• [What is asked] The entire listing is to be repeated verbatim.
>>>
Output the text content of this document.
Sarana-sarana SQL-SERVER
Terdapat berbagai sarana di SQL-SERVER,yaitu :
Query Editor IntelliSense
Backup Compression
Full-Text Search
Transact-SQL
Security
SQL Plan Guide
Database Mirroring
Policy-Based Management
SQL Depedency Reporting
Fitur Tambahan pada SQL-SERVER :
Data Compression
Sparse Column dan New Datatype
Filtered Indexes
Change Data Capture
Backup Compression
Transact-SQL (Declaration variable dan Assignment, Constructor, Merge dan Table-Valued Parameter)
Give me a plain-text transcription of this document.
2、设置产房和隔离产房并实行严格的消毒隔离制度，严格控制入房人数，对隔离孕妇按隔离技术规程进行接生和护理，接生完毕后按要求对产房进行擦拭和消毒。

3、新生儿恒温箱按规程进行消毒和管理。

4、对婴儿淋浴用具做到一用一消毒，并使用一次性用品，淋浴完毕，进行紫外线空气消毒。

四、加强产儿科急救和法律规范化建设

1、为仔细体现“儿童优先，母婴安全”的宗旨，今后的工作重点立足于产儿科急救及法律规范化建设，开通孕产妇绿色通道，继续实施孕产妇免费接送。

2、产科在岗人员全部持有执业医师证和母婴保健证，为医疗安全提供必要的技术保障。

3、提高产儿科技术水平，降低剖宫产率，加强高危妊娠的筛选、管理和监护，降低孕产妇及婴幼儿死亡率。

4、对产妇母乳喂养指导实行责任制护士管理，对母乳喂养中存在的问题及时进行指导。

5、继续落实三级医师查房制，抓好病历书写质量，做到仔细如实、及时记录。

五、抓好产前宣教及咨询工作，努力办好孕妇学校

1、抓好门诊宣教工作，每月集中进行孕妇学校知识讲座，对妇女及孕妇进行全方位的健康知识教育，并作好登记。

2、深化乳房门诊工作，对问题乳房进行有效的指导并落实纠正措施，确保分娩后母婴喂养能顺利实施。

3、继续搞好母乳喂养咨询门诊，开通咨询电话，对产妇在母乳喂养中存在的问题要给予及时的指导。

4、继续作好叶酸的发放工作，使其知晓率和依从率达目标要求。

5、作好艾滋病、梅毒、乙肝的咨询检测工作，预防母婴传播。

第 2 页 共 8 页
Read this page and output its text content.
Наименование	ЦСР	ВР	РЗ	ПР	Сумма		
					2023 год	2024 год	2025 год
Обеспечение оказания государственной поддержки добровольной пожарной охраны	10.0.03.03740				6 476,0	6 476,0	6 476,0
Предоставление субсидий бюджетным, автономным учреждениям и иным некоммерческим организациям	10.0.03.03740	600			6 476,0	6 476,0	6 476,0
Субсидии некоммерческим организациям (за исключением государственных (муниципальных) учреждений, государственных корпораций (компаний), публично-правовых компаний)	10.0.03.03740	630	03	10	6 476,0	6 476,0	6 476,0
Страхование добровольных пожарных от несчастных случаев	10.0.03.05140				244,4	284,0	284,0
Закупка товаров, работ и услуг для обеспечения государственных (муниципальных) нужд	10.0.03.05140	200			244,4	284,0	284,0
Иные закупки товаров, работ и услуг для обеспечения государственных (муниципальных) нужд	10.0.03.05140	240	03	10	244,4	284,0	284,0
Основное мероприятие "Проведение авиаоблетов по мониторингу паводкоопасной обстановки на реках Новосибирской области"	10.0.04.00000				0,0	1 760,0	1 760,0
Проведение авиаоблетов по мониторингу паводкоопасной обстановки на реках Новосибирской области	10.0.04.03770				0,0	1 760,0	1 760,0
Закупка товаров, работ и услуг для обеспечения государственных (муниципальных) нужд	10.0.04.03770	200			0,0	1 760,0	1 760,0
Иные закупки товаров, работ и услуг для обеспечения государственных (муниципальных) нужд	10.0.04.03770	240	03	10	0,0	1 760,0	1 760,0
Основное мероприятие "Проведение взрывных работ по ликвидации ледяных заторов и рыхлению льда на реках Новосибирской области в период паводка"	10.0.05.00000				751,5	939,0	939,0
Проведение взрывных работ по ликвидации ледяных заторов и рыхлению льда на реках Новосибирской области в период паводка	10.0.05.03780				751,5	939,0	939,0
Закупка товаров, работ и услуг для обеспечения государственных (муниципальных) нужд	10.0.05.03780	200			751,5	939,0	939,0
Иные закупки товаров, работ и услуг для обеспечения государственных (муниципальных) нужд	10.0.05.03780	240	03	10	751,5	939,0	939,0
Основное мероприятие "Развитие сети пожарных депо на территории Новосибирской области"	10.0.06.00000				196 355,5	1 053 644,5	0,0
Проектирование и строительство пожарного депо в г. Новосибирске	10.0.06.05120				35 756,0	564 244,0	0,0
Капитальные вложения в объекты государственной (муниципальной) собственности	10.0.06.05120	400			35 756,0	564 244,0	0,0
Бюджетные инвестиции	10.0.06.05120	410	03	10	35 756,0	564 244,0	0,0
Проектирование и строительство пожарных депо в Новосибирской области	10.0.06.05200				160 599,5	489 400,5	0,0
<<<
• [Reply]
Output the text content of this document.
Sarana-sarana SQL-SERVER
Terdapat berbagai sarana di SQL-SERVER,yaitu :
Query Editor IntelliSense
Backup Compression
Full-Text Search
Transact-SQL
Security
SQL Plan Guide
Database Mirroring
Policy-Based Management
SQL Depedency Reporting
Fitur Tambahan pada SQL-SERVER :
Data Compression
Sparse Column dan New Datatype
Filtered Indexes
Change Data Capture
Backup Compression
Transact-SQL (Declaration variable dan Assignment, Constructor, Merge dan Table-Valued Parameter)
Give me a plain-text transcription of this document.
2、设置产房和隔离产房并实行严格的消毒隔离制度，严格控制入房人数，对隔离孕妇按隔离技术规程进行接生和护理，接生完毕后按要求对产房进行擦拭和消毒。

3、新生儿恒温箱按规程进行消毒和管理。

4、对婴儿淋浴用具做到一用一消毒，并使用一次性用品，淋浴完毕，进行紫外线空气消毒。

四、加强产儿科急救和法律规范化建设

1、为仔细体现“儿童优先，母婴安全”的宗旨，今后的工作重点立足于产儿科急救及法律规范化建设，开通孕产妇绿色通道，继续实施孕产妇免费接送。

2、产科在岗人员全部持有执业医师证和母婴保健证，为医疗安全提供必要的技术保障。

3、提高产儿科技术水平，降低剖宫产率，加强高危妊娠的筛选、管理和监护，降低孕产妇及婴幼儿死亡率。

4、对产妇母乳喂养指导实行责任制护士管理，对母乳喂养中存在的问题及时进行指导。

5、继续落实三级医师查房制，抓好病历书写质量，做到仔细如实、及时记录。

五、抓好产前宣教及咨询工作，努力办好孕妇学校

1、抓好门诊宣教工作，每月集中进行孕妇学校知识讲座，对妇女及孕妇进行全方位的健康知识教育，并作好登记。

2、深化乳房门诊工作，对问题乳房进行有效的指导并落实纠正措施，确保分娩后母婴喂养能顺利实施。

3、继续搞好母乳喂养咨询门诊，开通咨询电话，对产妇在母乳喂养中存在的问题要给予及时的指导。

4、继续作好叶酸的发放工作，使其知晓率和依从率达目标要求。

5、作好艾滋病、梅毒、乙肝的咨询检测工作，预防母婴传播。

第 2 页 共 8 页
Read this page and output its text content.
Наименование	ЦСР	ВР	РЗ	ПР	Сумма		
					2023 год	2024 год	2025 год
Обеспечение оказания государственной поддержки добровольной пожарной охраны	10.0.03.03740				6 476,0	6 476,0	6 476,0
Предоставление субсидий бюджетным, автономным учреждениям и иным некоммерческим организациям	10.0.03.03740	600			6 476,0	6 476,0	6 476,0
Субсидии некоммерческим организациям (за исключением государственных (муниципальных) учреждений, государственных корпораций (компаний), публично-правовых компаний)	10.0.03.03740	630	03	10	6 476,0	6 476,0	6 476,0
Страхование добровольных пожарных от несчастных случаев	10.0.03.05140				244,4	284,0	284,0
Закупка товаров, работ и услуг для обеспечения государственных (муниципальных) нужд	10.0.03.05140	200			244,4	284,0	284,0
Иные закупки товаров, работ и услуг для обеспечения государственных (муниципальных) нужд	10.0.03.05140	240	03	10	244,4	284,0	284,0
Основное мероприятие "Проведение авиаоблетов по мониторингу паводкоопасной обстановки на реках Новосибирской области"	10.0.04.00000				0,0	1 760,0	1 760,0
Проведение авиаоблетов по мониторингу паводкоопасной обстановки на реках Новосибирской области	10.0.04.03770				0,0	1 760,0	1 760,0
Закупка товаров, работ и услуг для обеспечения государственных (муниципальных) нужд	10.0.04.03770	200			0,0	1 760,0	1 760,0
Иные закупки товаров, работ и услуг для обеспечения государственных (муниципальных) нужд	10.0.04.03770	240	03	10	0,0	1 760,0	1 760,0
Основное мероприятие "Проведение взрывных работ по ликвидации ледяных заторов и рыхлению льда на реках Новосибирской области в период паводка"	10.0.05.00000				751,5	939,0	939,0
Проведение взрывных работ по ликвидации ледяных заторов и рыхлению льда на реках Новосибирской области в период паводка	10.0.05.03780				751,5	939,0	939,0
Закупка товаров, работ и услуг для обеспечения государственных (муниципальных) нужд	10.0.05.03780	200			751,5	939,0	939,0
Иные закупки товаров, работ и услуг для обеспечения государственных (муниципальных) нужд	10.0.05.03780	240	03	10	751,5	939,0	939,0
Основное мероприятие "Развитие сети пожарных депо на территории Новосибирской области"	10.0.06.00000				196 355,5	1 053 644,5	0,0
Проектирование и строительство пожарного депо в г. Новосибирске	10.0.06.05120				35 756,0	564 244,0	0,0
Капитальные вложения в объекты государственной (муниципальной) собственности	10.0.06.05120	400			35 756,0	564 244,0	0,0
Бюджетные инвестиции	10.0.06.05120	410	03	10	35 756,0	564 244,0	0,0
Проектирование и строительство пожарных депо в Новосибирской области	10.0.06.05200				160 599,5	489 400,5	0,0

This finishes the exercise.